Aim of the exercise: Look through the records and copy each line with the string "higher" in it.

Transcript entries for document pages:
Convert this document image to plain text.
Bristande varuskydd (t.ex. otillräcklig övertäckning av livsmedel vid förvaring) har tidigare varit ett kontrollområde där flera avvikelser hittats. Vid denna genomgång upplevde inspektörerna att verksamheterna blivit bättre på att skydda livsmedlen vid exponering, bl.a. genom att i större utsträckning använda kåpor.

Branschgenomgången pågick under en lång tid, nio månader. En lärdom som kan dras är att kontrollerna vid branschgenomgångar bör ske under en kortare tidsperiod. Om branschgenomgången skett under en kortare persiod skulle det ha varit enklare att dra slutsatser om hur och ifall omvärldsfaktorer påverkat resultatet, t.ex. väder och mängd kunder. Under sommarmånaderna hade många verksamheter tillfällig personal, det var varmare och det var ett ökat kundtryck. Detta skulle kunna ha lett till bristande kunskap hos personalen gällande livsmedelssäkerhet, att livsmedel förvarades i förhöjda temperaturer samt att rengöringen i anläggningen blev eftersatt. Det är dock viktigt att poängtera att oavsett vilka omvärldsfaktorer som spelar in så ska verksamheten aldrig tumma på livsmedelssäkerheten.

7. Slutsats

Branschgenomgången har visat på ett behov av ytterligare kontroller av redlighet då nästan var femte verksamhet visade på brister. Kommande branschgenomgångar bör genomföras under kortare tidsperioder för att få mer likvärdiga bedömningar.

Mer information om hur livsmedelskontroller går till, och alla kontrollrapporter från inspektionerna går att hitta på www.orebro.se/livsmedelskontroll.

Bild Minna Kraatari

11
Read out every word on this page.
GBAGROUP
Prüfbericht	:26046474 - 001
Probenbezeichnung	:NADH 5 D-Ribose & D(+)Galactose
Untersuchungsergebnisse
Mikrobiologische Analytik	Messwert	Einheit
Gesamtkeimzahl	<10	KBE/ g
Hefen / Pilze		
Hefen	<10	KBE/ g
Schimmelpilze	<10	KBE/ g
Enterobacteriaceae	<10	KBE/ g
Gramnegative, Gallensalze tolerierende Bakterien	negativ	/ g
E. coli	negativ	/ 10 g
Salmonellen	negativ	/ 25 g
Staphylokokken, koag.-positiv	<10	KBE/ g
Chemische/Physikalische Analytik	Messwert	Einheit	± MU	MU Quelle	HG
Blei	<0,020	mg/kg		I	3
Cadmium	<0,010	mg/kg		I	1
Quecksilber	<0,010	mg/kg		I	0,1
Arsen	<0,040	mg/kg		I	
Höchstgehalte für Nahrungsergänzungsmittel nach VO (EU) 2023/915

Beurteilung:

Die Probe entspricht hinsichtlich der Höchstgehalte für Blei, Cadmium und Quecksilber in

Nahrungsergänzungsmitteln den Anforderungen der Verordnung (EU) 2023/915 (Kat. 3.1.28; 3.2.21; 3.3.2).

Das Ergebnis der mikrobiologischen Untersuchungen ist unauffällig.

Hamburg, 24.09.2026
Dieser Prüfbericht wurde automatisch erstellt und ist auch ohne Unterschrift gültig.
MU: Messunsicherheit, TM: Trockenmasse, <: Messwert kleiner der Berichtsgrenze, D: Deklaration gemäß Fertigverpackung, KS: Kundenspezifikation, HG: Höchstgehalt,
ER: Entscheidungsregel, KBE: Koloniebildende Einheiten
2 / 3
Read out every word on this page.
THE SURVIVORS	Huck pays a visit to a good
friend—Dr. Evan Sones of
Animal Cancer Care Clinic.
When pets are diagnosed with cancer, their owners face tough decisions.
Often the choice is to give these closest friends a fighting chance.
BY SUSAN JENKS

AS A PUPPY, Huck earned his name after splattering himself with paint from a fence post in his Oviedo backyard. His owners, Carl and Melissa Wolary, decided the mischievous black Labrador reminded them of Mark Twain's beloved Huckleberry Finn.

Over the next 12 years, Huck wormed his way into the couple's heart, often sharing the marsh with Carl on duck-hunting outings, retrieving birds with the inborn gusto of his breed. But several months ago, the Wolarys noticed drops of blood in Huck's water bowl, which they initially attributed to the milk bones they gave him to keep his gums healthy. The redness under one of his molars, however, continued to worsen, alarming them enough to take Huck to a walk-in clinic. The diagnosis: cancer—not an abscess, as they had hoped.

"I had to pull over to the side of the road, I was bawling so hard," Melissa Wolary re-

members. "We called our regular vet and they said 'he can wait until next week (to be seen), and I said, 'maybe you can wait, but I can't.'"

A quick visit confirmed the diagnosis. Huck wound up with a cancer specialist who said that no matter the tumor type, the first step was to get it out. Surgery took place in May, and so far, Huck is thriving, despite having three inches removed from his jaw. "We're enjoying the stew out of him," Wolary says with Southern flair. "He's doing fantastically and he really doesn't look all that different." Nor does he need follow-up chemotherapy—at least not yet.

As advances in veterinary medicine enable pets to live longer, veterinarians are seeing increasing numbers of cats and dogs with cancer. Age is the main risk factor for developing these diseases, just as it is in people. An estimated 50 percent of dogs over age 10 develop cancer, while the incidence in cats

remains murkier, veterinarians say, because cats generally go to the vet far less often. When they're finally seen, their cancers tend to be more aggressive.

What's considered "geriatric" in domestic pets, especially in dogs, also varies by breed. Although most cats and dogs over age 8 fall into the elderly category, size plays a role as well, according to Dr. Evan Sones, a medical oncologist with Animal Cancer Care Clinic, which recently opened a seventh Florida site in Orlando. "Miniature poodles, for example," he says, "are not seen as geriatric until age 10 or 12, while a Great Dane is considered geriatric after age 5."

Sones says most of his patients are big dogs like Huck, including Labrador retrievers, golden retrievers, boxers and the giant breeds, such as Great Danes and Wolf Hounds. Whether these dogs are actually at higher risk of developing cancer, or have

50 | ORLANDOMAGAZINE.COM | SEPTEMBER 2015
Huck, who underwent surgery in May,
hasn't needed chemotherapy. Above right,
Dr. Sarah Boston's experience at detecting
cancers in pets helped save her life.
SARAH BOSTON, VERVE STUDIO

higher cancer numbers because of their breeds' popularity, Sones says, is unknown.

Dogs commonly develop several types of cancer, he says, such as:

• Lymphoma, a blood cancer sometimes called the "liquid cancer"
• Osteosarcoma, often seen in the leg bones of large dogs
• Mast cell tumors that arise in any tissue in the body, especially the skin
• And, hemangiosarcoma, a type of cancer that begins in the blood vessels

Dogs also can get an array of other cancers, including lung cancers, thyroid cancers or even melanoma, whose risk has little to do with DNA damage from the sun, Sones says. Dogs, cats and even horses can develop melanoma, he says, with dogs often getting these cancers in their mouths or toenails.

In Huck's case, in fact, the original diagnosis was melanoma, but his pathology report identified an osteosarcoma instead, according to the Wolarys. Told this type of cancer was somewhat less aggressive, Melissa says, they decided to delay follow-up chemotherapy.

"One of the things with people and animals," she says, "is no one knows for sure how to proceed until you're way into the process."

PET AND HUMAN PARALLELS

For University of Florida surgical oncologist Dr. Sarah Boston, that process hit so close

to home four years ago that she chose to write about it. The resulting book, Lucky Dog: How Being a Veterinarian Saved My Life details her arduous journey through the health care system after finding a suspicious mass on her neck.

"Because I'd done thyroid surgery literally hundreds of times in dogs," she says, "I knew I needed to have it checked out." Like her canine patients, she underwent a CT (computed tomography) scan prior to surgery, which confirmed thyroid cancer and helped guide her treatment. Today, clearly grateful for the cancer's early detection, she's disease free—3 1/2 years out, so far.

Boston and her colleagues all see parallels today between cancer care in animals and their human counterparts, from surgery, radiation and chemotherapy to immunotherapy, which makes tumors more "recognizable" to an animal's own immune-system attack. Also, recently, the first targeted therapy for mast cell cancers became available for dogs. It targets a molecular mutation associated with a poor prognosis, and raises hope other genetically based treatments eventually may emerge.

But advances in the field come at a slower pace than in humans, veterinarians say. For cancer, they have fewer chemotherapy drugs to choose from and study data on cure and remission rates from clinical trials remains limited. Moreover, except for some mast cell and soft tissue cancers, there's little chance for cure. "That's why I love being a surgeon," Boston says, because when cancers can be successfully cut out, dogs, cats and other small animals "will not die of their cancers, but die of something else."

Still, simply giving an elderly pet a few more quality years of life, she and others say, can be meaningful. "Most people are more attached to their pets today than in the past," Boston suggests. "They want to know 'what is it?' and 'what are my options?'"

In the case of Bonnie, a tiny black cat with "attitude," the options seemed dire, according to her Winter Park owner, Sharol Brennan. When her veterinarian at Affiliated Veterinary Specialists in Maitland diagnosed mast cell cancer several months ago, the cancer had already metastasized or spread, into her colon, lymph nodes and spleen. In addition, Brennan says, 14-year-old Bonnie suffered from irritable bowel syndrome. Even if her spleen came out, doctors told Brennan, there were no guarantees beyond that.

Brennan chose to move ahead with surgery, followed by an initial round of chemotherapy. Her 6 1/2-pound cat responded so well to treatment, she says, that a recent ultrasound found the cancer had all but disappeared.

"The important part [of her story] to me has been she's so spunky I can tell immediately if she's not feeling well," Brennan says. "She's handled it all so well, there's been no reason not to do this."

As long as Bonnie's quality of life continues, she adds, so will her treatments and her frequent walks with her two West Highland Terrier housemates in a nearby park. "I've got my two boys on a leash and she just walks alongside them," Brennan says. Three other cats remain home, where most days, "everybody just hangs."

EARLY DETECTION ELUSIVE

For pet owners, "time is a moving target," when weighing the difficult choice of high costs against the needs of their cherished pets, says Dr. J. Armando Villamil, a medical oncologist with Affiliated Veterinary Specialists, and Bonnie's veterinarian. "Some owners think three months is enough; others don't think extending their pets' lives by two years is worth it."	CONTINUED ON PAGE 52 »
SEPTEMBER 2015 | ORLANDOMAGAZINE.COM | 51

Reply:
Sones says most of his patients are big dogs like Huck, including Labrador retrievers, golden retrievers, boxers and the giant breeds, such as Great Danes and Wolf Hounds. Whether these dogs are actually at higher risk of developing cancer, or have
higher cancer numbers because of their breeds' popularity, Sones says, is unknown.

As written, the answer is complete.